*PROMPT:*
Reproduce every line below without changes, starting from the first and ending with the line that contains "data-point — [311, 365, 326, 380]", that line included.

*PROVIDED MATERIAL:*
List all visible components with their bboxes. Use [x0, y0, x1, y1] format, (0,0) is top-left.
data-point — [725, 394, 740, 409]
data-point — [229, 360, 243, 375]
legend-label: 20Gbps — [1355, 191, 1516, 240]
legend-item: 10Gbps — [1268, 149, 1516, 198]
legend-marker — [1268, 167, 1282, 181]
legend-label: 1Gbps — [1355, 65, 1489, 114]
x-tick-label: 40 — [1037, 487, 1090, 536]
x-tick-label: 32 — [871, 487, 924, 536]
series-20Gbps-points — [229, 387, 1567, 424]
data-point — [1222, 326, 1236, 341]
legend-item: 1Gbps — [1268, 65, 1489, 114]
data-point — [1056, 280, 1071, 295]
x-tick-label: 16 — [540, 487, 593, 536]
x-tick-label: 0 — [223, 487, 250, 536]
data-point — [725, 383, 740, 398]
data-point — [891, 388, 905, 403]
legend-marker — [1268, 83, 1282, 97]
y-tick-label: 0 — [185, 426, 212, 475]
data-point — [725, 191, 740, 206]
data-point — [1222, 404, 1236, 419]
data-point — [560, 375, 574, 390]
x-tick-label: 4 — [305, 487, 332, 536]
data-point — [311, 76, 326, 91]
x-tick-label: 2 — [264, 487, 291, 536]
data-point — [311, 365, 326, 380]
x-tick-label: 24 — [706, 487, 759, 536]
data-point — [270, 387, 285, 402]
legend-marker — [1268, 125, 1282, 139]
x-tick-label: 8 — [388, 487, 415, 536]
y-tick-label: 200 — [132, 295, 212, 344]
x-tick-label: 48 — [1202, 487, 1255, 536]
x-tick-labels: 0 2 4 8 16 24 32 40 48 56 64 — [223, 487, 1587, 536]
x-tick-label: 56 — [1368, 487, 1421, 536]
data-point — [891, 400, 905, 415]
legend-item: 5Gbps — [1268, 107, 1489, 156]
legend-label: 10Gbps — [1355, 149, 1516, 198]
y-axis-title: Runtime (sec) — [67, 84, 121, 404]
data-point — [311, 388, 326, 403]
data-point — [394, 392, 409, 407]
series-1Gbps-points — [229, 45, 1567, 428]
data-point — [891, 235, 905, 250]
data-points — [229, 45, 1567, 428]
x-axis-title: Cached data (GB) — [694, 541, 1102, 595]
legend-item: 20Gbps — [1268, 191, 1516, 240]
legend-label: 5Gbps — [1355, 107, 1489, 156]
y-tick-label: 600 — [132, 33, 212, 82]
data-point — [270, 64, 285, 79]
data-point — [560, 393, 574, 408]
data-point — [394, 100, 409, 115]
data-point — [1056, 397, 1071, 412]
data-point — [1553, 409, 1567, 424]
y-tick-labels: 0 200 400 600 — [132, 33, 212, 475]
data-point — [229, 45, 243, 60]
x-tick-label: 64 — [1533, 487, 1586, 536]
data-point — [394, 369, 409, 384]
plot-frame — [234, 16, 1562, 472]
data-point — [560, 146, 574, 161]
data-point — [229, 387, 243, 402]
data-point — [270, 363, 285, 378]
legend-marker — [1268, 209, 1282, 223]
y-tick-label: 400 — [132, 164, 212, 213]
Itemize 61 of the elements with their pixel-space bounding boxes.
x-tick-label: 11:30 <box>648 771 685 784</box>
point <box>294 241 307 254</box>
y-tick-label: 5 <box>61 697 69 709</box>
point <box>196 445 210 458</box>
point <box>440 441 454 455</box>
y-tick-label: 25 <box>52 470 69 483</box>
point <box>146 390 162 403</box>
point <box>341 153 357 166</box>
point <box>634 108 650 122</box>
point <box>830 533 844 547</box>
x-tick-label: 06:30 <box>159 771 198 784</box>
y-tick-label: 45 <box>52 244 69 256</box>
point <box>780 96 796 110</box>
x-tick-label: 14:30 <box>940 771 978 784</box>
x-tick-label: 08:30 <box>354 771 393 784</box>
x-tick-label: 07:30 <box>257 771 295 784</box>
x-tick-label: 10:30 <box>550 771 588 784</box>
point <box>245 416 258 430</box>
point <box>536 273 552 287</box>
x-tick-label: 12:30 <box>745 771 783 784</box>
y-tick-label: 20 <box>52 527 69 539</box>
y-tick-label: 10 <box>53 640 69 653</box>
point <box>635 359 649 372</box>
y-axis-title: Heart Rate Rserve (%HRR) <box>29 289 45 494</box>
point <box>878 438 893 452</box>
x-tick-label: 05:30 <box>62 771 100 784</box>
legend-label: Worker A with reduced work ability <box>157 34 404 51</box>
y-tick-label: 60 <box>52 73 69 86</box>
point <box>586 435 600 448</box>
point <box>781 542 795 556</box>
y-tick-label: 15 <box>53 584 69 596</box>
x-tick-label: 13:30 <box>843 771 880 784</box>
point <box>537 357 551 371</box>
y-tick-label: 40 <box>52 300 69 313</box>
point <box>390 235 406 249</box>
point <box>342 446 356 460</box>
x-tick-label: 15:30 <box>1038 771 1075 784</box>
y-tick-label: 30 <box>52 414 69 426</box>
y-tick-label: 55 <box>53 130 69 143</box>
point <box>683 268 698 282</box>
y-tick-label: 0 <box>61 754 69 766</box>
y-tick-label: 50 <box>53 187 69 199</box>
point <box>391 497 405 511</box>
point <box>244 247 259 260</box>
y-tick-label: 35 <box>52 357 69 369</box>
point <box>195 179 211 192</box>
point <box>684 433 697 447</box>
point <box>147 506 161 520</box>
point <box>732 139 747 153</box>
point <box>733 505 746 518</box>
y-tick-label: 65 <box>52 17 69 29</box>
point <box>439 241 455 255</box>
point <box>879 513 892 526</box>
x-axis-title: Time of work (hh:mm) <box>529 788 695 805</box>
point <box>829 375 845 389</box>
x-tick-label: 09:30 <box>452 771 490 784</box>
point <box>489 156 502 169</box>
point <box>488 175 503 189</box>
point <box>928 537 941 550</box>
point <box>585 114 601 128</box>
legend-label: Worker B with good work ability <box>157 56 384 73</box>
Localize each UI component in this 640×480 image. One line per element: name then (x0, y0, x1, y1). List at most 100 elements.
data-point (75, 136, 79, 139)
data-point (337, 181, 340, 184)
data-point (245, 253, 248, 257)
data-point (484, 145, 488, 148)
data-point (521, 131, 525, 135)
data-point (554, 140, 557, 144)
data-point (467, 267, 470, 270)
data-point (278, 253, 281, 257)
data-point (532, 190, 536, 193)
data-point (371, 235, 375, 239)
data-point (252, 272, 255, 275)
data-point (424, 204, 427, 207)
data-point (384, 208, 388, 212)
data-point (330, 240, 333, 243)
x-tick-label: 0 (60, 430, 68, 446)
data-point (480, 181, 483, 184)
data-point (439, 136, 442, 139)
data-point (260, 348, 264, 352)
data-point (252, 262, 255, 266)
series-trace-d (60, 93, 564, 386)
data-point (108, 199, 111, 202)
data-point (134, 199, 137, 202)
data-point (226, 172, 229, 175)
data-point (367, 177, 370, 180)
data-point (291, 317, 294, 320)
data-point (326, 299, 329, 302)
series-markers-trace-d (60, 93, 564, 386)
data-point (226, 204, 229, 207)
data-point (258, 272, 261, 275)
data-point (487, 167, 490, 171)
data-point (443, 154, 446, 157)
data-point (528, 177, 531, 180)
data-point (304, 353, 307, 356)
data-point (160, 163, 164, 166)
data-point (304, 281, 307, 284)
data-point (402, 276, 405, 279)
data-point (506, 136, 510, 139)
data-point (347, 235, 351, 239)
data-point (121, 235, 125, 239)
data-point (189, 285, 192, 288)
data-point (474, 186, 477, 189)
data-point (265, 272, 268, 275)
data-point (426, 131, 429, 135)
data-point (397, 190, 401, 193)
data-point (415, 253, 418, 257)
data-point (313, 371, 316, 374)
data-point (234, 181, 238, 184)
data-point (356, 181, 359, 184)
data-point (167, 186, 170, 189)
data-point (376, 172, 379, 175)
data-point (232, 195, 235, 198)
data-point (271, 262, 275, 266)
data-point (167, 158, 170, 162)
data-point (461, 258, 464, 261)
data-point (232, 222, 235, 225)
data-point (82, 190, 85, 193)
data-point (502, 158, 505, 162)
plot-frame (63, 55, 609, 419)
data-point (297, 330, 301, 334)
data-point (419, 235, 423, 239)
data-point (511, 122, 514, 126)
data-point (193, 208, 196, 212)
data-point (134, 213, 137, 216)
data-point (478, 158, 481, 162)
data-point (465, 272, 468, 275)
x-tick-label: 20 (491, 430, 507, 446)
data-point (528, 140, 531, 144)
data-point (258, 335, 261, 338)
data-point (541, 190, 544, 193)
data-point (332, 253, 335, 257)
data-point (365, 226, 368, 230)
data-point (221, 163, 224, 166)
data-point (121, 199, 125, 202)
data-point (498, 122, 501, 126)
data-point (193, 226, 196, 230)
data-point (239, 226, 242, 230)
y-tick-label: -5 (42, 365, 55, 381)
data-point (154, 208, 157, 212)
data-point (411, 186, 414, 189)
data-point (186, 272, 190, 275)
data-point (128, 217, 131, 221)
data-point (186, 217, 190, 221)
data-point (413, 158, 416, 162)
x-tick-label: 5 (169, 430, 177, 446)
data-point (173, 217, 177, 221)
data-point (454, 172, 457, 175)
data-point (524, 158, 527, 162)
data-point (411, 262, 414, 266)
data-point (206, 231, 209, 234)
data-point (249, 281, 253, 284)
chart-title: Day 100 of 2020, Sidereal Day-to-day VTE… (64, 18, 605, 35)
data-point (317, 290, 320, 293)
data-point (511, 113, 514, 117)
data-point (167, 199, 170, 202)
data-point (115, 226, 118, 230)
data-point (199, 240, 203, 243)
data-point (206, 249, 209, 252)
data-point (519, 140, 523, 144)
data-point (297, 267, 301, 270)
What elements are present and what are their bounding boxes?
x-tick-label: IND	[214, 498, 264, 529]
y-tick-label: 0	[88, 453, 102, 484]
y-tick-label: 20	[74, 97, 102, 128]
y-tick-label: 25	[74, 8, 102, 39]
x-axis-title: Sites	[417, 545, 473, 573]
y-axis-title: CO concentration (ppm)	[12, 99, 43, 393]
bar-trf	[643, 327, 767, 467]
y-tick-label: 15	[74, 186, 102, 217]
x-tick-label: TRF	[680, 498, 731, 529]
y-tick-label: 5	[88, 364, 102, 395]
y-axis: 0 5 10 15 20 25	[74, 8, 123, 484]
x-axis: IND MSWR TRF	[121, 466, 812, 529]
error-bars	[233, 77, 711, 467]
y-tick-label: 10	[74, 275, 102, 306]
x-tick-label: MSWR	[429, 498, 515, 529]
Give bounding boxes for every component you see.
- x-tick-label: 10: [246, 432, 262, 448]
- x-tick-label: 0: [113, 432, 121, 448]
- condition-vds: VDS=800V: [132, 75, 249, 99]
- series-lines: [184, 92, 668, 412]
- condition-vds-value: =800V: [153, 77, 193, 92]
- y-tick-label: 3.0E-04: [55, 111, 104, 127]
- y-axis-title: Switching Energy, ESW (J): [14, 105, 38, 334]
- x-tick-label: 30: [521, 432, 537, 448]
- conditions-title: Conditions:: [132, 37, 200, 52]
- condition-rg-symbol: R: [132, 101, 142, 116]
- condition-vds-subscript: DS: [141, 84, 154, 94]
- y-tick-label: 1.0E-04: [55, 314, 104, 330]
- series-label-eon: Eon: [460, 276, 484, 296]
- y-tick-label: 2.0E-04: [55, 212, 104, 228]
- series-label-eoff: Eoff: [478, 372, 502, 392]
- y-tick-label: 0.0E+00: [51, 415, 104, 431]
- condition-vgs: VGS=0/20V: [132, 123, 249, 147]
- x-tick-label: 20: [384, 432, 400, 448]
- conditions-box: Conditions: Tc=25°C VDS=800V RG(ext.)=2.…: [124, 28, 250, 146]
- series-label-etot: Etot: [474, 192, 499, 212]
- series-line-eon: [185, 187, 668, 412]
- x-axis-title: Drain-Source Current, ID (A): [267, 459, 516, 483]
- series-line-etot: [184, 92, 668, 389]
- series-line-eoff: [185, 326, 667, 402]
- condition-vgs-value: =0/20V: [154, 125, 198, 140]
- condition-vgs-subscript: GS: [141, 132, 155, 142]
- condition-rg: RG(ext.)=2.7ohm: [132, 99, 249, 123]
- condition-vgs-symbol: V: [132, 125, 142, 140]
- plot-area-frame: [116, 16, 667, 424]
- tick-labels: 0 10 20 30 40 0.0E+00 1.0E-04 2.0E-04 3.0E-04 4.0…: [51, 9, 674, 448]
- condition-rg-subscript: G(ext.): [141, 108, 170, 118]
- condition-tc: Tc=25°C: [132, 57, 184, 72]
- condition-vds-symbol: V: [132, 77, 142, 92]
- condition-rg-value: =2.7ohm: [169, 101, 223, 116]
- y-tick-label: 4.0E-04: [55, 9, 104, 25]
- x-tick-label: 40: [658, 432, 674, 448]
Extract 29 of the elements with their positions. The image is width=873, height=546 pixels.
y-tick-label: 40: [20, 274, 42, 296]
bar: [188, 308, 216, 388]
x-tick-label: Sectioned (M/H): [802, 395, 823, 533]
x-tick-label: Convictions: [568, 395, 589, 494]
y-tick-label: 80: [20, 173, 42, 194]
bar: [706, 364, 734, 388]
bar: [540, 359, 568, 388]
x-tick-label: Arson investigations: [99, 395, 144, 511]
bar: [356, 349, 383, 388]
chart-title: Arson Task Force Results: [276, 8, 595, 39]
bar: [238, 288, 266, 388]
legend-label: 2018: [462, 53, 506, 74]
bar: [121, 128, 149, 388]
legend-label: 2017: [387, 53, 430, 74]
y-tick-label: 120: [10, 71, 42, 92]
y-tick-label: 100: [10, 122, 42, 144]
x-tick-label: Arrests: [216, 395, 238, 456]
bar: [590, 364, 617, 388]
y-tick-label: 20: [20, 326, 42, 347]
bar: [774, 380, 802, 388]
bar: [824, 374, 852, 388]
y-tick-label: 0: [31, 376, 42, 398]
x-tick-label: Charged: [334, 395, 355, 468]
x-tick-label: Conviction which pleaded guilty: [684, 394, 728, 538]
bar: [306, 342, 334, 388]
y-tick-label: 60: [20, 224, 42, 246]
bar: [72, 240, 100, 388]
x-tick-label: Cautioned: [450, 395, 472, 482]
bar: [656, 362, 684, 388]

*RESPONSE:*
List all visible components with their bboxes. Use [x0, y0, x1, y1] format, (0,0) is top-left.
data-point — [725, 394, 740, 409]
data-point — [229, 360, 243, 375]
legend-label: 20Gbps — [1355, 191, 1516, 240]
legend-item: 10Gbps — [1268, 149, 1516, 198]
legend-marker — [1268, 167, 1282, 181]
legend-label: 1Gbps — [1355, 65, 1489, 114]
x-tick-label: 40 — [1037, 487, 1090, 536]
x-tick-label: 32 — [871, 487, 924, 536]
series-20Gbps-points — [229, 387, 1567, 424]
data-point — [1222, 326, 1236, 341]
legend-item: 1Gbps — [1268, 65, 1489, 114]
data-point — [1056, 280, 1071, 295]
x-tick-label: 16 — [540, 487, 593, 536]
x-tick-label: 0 — [223, 487, 250, 536]
data-point — [725, 383, 740, 398]
data-point — [891, 388, 905, 403]
legend-marker — [1268, 83, 1282, 97]
y-tick-label: 0 — [185, 426, 212, 475]
data-point — [725, 191, 740, 206]
data-point — [1222, 404, 1236, 419]
data-point — [560, 375, 574, 390]
x-tick-label: 4 — [305, 487, 332, 536]
data-point — [311, 76, 326, 91]
x-tick-label: 2 — [264, 487, 291, 536]
data-point — [311, 365, 326, 380]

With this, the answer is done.